--- Texto extraído ---
Atualidade da Declaração de 1948

O reconhecimento do valor da dignidade humana, consagrado pela Declaração Universal dos Direitos Humanos, é “um consenso internacional frágil”, nas palavras de Celso Lafer. Sete décadas depois da Declaração de 1948, a proteção dos direitos individuais e dos direitos políticos e sociais continua a ser, globalmente, mais um horizonte almejado que uma realidade palpável.

A queda do Muro de Berlim, em 1989, assinalou uma retração mundial dos regimes ditatoriais, mas a perversão autoritária persistiu, sob as mais diversas formas. Na China, o regime comunista combina globalismo com tirania, desafiando a crença de que a abertura econômica propiciaria, mais cedo do que tarde, um degelo político. Na Rússia, mas também na Turquia e em países latino-americanos e africanos, configuraram-se autoritarismos eletivos nos quais os adornos exteriores da democracia mal ocultam a supressão da pluralidade política.

“Não importa se vai me machucar ou não; é preciso fazer o que se está convicto de que é o certo”, insiste o artista e dissidente chinês Ai Weiwei, conclamando o Ocidente a confrontar a China no campo dos direitos humanos. A China ilustra, mais que qualquer outro país, o “consenso frágil”. Face ao poderio econômico e geopolítico da nova potência mundial, os governos democráticos raramente seguem o preceito de Weiwei. Ao contrário, quase sempre escolhem o caminho da realpolitik, circundando o dever de condenar as violações brutais, e perenes, dos direitos dos cidadãos chineses.

A substituição de Barack Obama por Donald Trump na Casa Branca praticamente suprimiu a política de direitos humanos dos EUA. Na Rússia, sem ser incomodado por protestos estrangeiros, o Judiciário controlado pelo Kremlin eliminou a possibilidade de um desafio eleitoral relevante ao proibir a inscrição da candidatura de Alexei Navalny, o único líder oposicionista com alguma visibilidade. Assim, Vladimir Putin marchou rumo a um novo mandato, estendendo seu controle sobre todas as instituições políticas do país. Já na Turquia, como fruto da repressão à tentativa de golpe de Estado de 2016, Recep Erdogan estabeleceu um poder incontrastável, perseguindo as correntes oposicionistas, intimidando os críticos e calando a imprensa independente.
--- Dados fornecidos ---
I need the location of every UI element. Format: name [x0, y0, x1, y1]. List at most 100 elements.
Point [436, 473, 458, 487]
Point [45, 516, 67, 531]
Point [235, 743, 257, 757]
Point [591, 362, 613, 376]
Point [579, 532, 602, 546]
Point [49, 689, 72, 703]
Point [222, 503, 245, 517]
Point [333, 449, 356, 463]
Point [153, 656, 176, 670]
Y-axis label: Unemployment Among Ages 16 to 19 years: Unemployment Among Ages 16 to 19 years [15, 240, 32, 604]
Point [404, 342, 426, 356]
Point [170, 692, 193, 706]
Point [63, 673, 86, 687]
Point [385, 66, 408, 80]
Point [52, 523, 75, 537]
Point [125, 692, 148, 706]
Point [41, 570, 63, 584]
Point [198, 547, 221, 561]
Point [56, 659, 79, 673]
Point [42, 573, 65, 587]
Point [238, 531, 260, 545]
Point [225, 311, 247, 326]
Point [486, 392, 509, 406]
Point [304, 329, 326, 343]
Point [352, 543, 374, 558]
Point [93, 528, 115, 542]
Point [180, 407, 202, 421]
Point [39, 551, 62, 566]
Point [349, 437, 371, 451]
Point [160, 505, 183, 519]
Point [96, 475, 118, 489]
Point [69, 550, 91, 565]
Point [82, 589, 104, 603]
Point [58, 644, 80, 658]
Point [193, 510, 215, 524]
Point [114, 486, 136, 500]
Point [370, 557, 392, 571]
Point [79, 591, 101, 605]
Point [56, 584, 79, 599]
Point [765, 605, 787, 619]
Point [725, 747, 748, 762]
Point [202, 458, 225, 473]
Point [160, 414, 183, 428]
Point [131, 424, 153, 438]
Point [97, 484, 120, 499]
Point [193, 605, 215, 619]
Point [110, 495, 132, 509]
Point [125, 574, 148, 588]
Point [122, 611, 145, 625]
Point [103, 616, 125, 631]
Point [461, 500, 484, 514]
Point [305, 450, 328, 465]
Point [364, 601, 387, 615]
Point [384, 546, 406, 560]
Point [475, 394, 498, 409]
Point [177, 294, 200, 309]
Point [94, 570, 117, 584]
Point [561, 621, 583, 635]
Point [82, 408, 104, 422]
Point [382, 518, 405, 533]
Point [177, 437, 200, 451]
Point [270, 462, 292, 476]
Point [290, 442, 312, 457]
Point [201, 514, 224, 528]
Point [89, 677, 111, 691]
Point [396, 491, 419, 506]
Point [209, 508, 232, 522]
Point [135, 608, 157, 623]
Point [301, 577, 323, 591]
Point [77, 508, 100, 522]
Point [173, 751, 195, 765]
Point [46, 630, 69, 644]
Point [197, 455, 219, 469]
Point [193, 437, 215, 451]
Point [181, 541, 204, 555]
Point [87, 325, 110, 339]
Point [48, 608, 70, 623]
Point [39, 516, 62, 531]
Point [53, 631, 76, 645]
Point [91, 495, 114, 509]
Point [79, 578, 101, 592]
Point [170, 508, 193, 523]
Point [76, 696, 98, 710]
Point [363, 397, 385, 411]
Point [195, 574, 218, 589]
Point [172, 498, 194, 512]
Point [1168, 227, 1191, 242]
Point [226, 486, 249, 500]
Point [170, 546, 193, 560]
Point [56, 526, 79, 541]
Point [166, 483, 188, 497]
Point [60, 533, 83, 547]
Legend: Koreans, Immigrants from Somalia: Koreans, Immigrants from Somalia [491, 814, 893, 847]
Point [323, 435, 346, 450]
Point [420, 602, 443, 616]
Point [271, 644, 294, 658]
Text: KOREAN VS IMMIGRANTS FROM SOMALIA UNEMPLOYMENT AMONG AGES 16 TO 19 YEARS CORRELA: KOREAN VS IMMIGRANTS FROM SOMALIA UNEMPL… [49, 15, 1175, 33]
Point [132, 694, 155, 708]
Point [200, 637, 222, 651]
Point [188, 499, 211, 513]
---
Objetivos
1. Repita sem alterações o trecho do texto sobre a Declaração de 1948 que começa nas palavras que contêm "A queda do Muro" e termina logo após "da pluralidade política.".
2. Segundo o texto sobre a Declaração de 1948, por que os governos democráticos raramente seguem o preceito de Ai Weiwei em relação à China? Responda em até três frases.
Os registros vêm de uma fonte diferente da do texto.

Lista de respostas
1.
A queda do Muro de Berlim, em 1989, assinalou uma retração mundial dos regimes ditatoriais, mas a perversão autoritária persistiu, sob as mais diversas formas. Na China, o regime comunista combina globalismo com tirania, desafiando a crença de que a abertura econômica propiciaria, mais cedo do que tarde, um degelo político. Na Rússia, mas também na Turquia e em países latino-americanos e africanos, configuraram-se autoritarismos eletivos nos quais os adornos exteriores da democracia mal ocultam a supressão da pluralidade política.

2. Os governos democráticos raramente seguem esse preceito por causa do poderio econômico e geopolítico da China, a nova potência mundial. Em vez disso, quase sempre escolhem a realpolitik e contornam o dever de condenar as violações brutais e perenes dos direitos dos cidadãos chineses.